→ Given instruction
Output nothing but the number of lines that include the word "content".

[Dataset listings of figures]
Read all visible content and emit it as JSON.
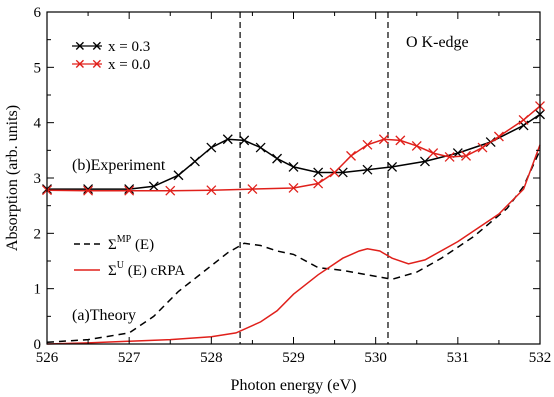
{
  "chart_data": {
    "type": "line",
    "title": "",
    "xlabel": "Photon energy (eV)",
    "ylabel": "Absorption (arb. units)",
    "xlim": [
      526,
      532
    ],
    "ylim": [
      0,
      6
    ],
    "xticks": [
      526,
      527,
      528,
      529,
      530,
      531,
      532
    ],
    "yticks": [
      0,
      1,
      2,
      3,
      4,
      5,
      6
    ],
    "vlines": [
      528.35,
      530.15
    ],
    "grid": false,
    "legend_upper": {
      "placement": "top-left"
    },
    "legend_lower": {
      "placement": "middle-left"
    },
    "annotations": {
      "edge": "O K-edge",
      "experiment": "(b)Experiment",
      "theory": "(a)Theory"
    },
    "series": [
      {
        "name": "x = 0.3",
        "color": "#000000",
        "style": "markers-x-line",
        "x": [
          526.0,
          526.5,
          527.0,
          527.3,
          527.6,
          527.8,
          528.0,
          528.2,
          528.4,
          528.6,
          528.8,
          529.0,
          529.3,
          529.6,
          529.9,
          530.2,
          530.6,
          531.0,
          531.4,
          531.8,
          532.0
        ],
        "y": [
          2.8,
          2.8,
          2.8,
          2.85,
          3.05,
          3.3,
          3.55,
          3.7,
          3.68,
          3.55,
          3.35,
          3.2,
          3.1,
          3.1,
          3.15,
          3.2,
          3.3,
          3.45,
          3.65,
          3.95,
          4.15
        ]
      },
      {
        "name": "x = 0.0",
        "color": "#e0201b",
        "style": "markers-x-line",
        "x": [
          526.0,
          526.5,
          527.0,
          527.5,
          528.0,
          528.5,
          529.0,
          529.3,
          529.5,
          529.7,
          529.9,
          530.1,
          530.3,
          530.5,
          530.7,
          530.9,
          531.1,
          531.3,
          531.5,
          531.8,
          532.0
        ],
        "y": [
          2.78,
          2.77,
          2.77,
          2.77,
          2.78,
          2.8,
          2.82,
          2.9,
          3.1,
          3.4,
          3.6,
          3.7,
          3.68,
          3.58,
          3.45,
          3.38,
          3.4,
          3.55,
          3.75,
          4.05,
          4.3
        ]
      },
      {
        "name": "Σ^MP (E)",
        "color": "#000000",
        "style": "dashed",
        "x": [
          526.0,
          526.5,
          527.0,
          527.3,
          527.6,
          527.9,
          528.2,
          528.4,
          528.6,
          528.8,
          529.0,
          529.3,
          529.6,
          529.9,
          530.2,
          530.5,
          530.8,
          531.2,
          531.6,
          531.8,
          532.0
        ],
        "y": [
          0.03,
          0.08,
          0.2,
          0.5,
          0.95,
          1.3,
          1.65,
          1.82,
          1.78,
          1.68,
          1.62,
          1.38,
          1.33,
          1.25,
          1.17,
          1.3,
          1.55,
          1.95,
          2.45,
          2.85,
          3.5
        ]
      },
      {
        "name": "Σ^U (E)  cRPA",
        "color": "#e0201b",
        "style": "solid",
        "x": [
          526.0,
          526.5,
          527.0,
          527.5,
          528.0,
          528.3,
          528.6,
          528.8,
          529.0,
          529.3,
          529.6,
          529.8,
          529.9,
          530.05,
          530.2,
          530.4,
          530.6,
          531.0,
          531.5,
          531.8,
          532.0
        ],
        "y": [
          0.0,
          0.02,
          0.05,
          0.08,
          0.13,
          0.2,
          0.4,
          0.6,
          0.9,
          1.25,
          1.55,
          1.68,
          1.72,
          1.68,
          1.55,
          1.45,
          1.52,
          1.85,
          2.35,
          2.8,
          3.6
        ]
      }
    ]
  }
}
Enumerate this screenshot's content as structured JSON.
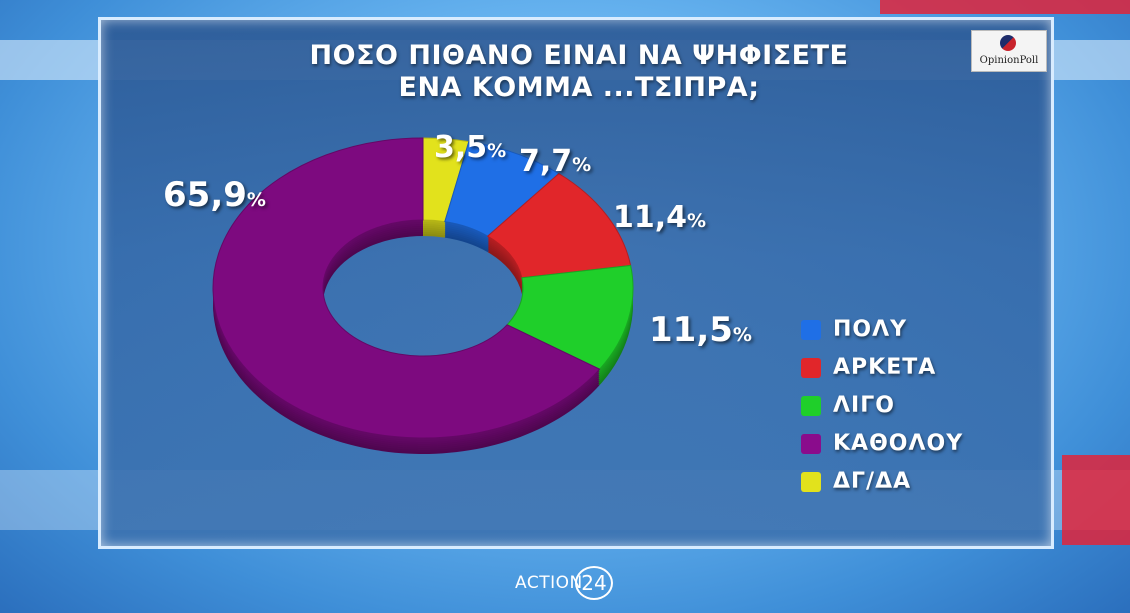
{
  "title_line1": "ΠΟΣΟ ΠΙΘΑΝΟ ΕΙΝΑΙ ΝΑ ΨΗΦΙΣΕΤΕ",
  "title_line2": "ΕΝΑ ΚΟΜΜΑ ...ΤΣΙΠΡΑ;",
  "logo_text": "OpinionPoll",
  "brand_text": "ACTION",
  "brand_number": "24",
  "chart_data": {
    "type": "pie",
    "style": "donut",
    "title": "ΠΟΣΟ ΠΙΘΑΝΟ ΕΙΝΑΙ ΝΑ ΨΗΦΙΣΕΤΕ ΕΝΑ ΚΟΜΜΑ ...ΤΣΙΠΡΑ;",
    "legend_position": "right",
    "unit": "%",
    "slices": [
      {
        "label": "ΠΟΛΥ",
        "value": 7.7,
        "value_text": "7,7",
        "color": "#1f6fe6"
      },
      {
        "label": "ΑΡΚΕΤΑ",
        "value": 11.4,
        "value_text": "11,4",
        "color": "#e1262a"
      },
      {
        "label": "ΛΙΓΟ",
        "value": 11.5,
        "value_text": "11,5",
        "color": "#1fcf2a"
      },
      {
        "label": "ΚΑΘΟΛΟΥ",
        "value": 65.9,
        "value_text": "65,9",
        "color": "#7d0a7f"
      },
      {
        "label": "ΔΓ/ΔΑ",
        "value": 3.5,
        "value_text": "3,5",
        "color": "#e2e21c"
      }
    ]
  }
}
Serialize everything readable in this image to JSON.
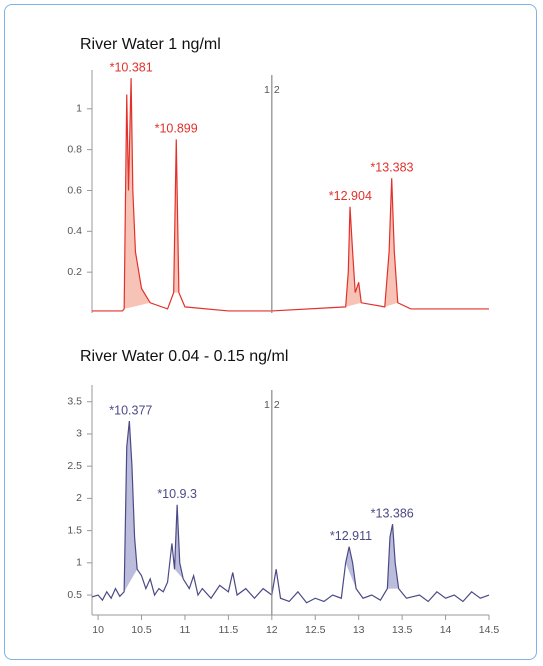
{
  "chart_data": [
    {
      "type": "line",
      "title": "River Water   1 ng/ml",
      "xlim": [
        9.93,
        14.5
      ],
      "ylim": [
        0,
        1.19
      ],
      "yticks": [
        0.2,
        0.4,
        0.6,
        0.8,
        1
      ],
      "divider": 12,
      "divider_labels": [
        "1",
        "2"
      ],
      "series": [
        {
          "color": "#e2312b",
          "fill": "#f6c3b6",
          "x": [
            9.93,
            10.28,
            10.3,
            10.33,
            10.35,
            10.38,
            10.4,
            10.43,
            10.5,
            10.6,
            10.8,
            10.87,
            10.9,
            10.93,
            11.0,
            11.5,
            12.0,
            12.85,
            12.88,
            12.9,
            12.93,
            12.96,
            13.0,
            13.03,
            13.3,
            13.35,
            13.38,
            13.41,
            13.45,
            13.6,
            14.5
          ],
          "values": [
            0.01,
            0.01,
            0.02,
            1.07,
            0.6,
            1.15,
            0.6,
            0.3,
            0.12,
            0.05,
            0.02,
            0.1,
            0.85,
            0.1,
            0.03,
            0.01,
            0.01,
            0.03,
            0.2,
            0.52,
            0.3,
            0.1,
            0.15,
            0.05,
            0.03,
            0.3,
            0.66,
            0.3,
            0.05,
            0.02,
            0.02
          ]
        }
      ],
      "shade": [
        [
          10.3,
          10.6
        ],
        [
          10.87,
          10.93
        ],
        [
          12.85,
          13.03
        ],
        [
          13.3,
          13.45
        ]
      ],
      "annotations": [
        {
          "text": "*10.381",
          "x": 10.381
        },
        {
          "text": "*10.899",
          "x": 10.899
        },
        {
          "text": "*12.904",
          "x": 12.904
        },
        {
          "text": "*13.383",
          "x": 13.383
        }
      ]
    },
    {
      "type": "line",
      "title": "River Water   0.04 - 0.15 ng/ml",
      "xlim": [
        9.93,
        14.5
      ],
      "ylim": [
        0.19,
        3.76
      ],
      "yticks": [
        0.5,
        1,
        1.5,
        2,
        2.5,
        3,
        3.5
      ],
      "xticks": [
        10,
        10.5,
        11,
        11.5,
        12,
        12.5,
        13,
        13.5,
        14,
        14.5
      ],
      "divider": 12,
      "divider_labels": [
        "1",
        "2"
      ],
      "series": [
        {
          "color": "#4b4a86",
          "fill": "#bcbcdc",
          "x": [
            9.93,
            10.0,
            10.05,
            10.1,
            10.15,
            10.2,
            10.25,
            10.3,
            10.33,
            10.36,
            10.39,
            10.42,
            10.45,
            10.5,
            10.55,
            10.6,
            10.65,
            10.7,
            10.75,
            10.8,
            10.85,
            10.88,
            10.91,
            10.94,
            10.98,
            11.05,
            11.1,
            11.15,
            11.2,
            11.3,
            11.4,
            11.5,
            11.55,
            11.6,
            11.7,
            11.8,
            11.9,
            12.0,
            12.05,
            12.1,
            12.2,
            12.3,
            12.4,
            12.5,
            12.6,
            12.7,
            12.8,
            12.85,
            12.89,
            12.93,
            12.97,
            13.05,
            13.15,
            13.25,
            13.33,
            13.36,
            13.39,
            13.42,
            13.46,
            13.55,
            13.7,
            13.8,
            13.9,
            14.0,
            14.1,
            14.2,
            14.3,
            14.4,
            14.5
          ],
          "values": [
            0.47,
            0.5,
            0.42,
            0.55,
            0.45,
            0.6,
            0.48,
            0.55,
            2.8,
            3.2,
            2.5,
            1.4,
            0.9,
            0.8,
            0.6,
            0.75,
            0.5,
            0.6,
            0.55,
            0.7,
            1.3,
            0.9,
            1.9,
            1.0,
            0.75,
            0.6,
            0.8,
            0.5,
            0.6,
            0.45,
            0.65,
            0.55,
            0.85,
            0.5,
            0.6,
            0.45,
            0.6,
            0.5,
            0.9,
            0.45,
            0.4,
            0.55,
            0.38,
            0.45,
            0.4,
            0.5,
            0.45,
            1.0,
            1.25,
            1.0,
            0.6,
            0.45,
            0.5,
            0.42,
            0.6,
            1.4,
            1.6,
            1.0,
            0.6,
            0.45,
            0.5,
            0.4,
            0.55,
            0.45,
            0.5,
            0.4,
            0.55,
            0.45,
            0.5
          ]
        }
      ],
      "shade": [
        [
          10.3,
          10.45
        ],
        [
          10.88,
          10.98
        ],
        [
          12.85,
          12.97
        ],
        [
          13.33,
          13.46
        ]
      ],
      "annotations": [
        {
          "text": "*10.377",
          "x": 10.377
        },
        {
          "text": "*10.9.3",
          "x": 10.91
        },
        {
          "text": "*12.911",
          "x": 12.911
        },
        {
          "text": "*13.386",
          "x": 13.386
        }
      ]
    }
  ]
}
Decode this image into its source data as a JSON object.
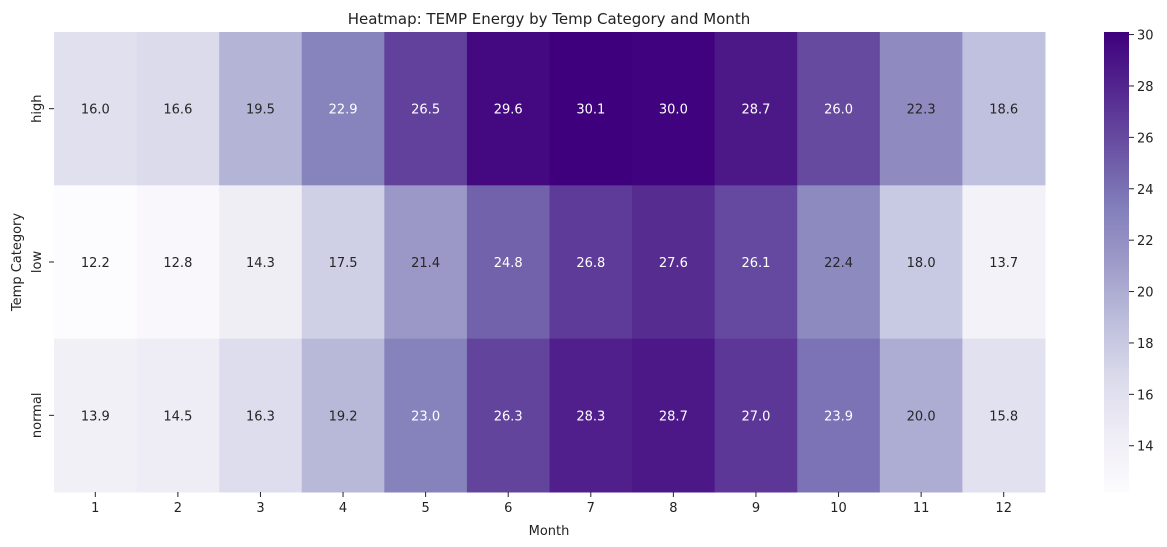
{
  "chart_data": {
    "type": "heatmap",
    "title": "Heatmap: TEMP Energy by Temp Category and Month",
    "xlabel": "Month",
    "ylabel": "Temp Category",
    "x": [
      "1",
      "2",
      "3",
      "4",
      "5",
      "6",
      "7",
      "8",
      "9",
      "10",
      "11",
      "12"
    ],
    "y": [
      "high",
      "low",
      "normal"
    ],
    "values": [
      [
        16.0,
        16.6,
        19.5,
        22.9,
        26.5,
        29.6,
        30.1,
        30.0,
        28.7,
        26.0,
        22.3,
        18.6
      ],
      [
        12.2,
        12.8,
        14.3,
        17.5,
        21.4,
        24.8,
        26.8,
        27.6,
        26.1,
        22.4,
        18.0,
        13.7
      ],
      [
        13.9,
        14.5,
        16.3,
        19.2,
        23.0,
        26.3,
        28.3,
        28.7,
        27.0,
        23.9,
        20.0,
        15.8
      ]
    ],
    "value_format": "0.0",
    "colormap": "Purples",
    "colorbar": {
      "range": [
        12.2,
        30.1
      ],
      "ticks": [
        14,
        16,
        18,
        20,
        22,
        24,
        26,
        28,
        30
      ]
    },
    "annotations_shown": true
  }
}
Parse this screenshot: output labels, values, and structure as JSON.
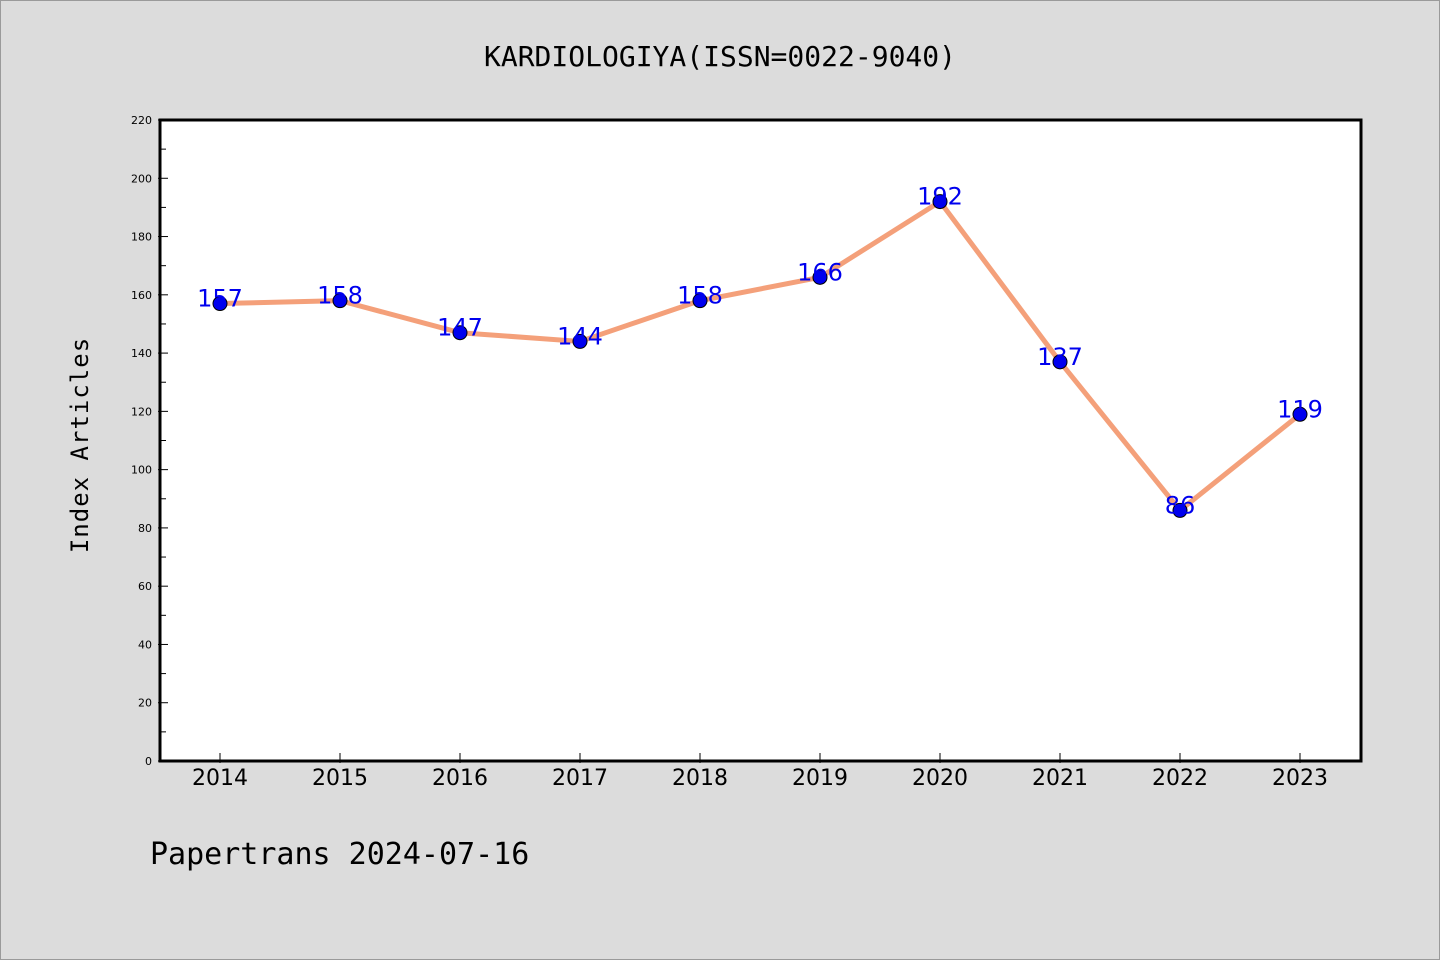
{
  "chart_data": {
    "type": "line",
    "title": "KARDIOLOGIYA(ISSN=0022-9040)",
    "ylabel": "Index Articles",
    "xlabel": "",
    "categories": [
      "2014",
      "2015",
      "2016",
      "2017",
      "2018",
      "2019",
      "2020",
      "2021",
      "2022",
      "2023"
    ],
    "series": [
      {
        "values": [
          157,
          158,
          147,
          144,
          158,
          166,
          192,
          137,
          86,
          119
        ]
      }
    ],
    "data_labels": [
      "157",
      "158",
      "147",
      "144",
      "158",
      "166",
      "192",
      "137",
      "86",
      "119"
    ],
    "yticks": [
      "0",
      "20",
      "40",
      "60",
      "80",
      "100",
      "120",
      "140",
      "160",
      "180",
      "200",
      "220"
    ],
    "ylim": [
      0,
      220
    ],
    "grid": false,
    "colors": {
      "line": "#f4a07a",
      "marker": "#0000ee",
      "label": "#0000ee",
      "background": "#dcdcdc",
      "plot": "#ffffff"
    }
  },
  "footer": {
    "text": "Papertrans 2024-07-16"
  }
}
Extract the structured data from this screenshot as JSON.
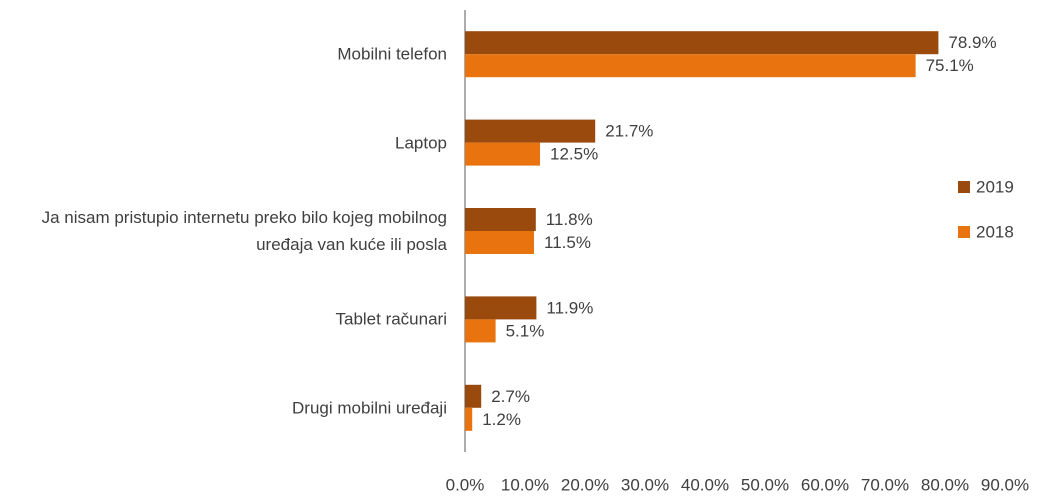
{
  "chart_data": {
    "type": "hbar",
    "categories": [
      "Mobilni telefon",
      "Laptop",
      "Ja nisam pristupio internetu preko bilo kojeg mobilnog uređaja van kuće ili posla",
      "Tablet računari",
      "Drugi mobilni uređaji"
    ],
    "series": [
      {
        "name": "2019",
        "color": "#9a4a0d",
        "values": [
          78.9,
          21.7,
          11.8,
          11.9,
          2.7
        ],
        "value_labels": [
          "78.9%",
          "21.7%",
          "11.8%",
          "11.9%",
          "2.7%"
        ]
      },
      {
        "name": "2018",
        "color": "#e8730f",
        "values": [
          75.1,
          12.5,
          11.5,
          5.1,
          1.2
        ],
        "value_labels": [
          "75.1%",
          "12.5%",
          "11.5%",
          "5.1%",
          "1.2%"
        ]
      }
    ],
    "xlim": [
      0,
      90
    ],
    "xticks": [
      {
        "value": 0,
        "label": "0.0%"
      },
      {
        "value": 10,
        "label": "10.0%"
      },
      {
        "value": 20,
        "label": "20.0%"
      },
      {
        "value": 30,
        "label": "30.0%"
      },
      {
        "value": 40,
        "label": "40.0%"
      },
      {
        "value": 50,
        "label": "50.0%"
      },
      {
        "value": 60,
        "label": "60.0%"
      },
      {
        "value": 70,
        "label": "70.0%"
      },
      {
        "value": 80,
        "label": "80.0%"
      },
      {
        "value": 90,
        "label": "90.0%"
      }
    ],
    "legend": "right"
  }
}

→ Result of this exercise
2